What the task asks
Look through the material below. Copy every line with the string "left" in it.

[Stored data entries]
···

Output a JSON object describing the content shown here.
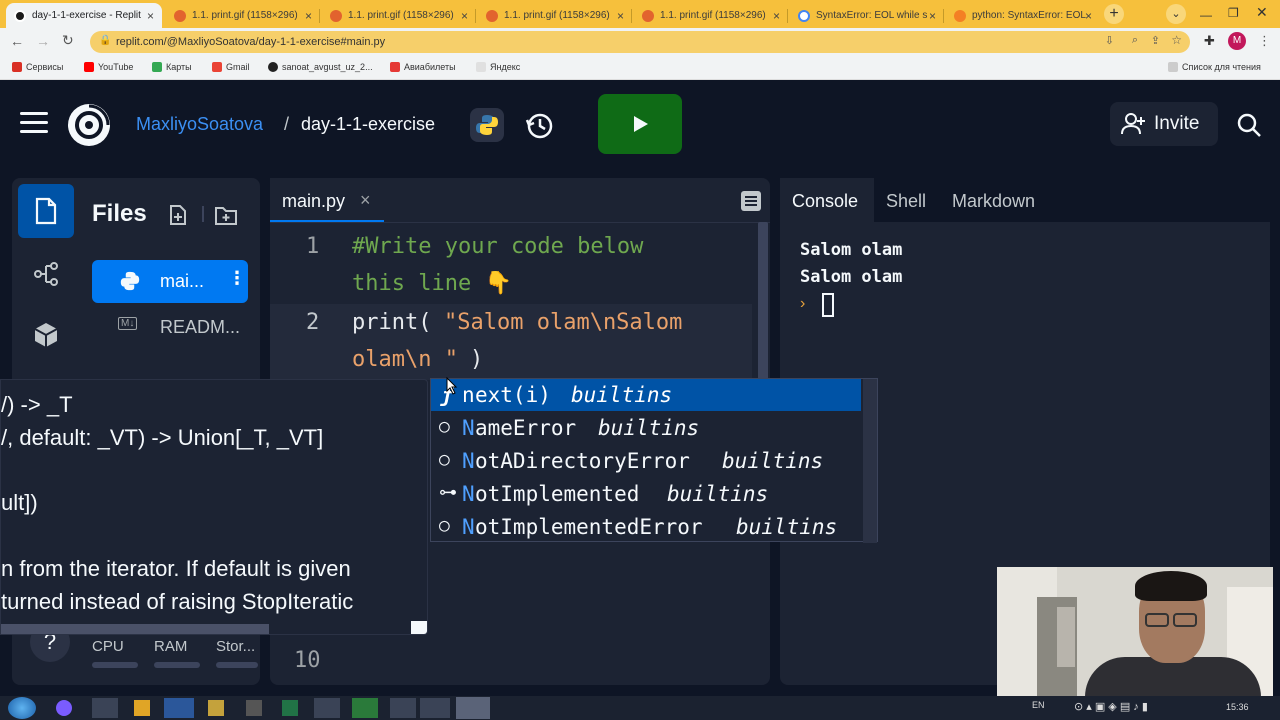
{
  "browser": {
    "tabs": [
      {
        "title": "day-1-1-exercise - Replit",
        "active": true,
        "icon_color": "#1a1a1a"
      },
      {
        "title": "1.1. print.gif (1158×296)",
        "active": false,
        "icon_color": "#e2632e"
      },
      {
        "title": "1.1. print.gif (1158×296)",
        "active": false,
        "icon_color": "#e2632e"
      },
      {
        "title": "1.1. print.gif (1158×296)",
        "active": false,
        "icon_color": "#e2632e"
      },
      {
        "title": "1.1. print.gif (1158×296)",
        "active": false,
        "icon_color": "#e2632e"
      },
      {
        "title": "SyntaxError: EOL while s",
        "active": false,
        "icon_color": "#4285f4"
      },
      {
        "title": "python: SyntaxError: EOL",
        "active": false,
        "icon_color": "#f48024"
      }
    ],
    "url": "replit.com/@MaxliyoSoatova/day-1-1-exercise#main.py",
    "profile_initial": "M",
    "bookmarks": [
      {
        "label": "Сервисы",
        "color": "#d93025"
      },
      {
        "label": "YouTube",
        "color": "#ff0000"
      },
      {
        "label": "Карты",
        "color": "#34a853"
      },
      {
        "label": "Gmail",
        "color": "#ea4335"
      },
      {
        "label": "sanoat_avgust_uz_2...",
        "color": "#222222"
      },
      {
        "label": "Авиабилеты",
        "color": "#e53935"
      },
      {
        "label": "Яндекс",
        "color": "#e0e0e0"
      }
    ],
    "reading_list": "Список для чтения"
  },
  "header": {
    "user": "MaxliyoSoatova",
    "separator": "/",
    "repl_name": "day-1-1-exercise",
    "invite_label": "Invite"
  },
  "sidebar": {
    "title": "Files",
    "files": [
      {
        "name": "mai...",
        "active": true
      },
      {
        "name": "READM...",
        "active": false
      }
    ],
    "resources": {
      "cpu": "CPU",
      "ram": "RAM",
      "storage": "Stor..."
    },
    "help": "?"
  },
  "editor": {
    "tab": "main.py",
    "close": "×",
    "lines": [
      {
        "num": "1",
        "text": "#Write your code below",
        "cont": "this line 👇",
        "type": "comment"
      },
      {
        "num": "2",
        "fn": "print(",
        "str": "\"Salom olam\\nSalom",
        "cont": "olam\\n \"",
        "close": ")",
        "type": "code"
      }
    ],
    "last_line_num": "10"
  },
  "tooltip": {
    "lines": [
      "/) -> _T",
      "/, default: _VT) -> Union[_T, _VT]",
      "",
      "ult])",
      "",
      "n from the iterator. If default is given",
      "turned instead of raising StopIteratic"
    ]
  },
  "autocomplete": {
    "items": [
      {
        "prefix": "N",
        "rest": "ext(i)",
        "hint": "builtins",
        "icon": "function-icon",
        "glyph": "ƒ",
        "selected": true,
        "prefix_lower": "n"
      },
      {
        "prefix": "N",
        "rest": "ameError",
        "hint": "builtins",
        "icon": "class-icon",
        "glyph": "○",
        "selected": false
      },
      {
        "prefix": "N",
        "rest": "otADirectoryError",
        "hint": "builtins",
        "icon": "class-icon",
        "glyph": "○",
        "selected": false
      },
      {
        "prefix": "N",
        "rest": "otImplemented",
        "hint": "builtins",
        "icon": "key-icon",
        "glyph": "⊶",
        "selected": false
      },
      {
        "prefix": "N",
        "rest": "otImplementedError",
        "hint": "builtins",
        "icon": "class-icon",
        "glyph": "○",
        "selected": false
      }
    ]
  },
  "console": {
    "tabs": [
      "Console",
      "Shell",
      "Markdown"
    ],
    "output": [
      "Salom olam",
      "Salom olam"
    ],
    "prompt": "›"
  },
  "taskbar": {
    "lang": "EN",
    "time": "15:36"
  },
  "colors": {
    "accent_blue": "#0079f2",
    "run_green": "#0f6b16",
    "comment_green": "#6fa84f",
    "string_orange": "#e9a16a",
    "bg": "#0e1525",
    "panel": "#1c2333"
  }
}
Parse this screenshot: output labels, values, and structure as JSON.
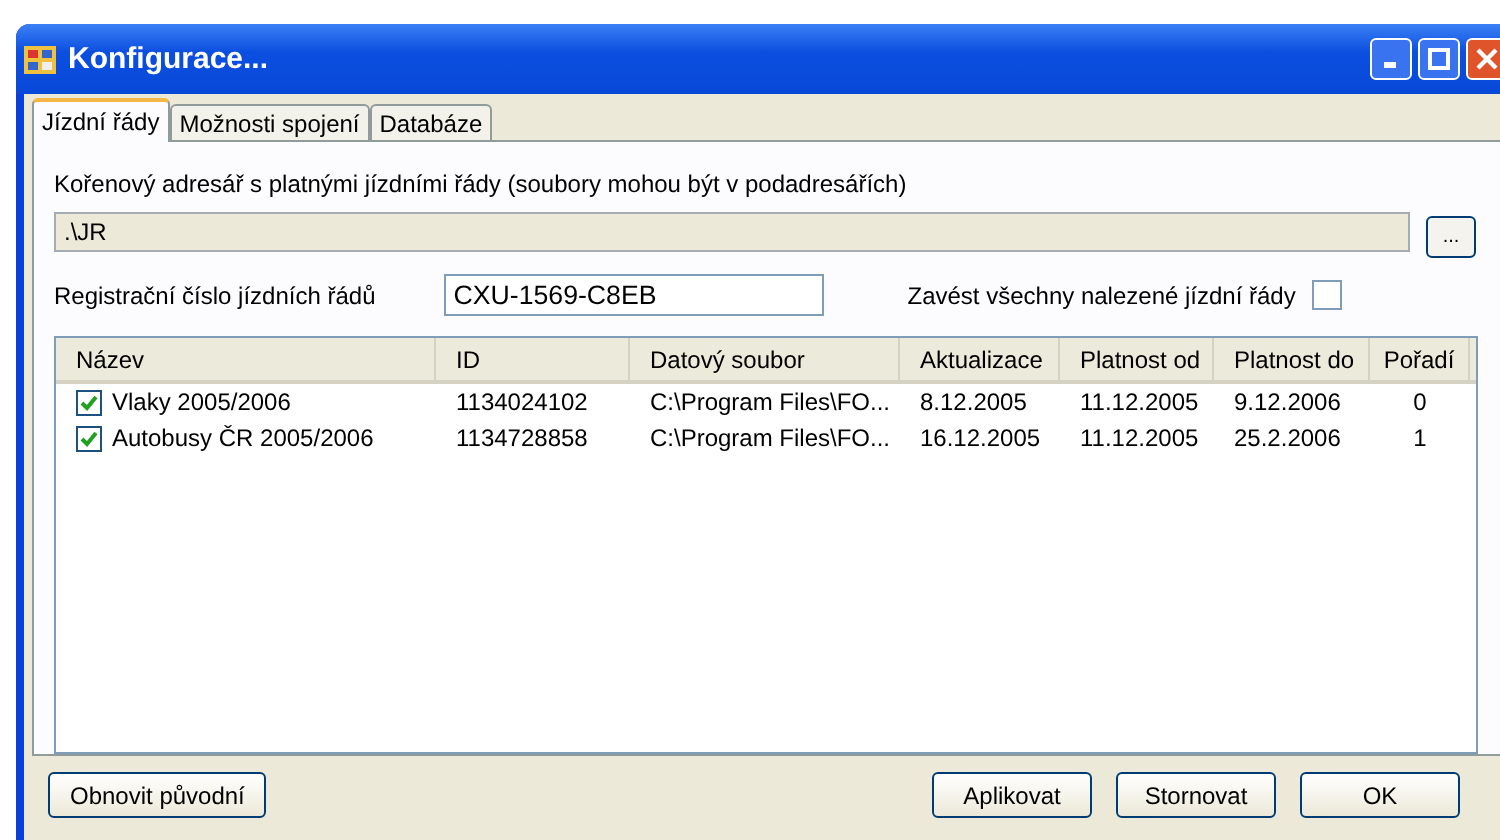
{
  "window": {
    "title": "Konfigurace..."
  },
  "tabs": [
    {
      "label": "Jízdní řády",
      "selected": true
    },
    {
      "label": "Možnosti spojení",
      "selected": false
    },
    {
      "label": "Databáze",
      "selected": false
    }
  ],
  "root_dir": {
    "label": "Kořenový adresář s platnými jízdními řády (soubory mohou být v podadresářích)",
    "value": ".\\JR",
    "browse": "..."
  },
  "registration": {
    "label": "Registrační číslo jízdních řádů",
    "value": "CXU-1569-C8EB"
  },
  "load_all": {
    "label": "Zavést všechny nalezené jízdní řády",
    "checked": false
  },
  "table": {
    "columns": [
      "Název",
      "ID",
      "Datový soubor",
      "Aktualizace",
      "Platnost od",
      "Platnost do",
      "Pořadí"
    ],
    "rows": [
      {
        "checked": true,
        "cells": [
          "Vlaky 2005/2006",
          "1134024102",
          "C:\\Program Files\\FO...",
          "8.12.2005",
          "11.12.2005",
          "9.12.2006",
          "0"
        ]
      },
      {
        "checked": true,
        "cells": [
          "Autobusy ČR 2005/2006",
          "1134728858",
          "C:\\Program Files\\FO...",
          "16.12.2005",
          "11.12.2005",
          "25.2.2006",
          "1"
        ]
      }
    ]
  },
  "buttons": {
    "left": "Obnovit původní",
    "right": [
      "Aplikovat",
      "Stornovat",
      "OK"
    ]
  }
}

···

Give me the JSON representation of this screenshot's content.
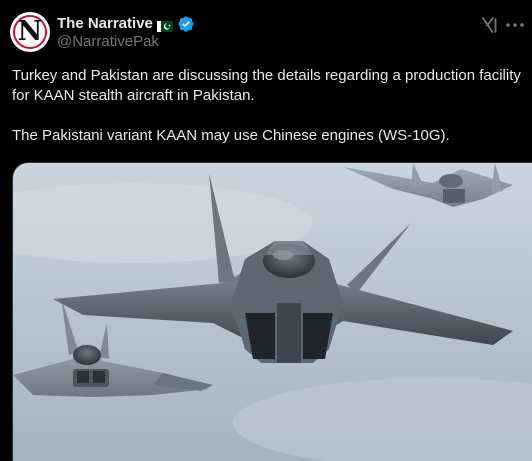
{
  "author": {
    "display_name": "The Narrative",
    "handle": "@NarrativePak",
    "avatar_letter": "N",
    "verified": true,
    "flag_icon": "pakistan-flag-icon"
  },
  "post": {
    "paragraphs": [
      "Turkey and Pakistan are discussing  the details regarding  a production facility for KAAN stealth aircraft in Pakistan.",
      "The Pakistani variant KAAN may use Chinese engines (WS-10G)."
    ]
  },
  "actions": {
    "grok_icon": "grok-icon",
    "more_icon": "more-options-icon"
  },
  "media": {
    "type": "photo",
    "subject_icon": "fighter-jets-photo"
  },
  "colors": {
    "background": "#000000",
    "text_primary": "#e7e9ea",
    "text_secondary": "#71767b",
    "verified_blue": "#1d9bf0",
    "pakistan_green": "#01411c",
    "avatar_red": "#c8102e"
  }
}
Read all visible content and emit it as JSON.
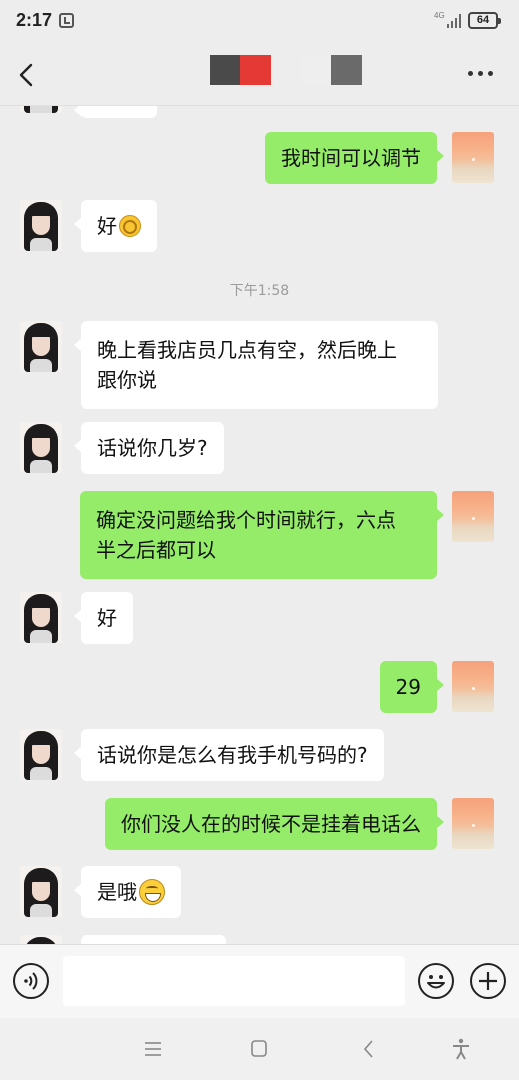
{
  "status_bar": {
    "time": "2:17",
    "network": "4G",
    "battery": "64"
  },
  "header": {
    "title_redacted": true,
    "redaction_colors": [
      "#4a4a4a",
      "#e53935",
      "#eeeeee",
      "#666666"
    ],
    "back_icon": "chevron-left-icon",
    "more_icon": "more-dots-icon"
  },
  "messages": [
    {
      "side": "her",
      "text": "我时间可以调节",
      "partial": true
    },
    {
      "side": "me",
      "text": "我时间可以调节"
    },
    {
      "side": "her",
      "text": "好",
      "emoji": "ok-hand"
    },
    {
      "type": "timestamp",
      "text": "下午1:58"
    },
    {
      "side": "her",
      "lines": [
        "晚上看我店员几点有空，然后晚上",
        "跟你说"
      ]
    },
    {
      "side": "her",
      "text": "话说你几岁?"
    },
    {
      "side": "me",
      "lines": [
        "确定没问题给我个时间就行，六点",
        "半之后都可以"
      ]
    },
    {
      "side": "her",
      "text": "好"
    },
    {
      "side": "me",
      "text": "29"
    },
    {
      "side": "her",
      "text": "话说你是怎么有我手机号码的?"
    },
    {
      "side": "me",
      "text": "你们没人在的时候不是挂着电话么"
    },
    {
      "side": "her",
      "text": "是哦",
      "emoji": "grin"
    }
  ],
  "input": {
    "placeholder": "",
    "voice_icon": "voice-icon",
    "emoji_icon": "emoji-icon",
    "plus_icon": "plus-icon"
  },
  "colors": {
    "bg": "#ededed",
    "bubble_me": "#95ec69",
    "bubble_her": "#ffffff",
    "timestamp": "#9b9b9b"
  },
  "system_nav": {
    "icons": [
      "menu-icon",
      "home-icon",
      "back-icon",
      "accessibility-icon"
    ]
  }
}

···

Finished answer
    "left": "Obnovit původní",
    "back_icon": "chevron-left-icon",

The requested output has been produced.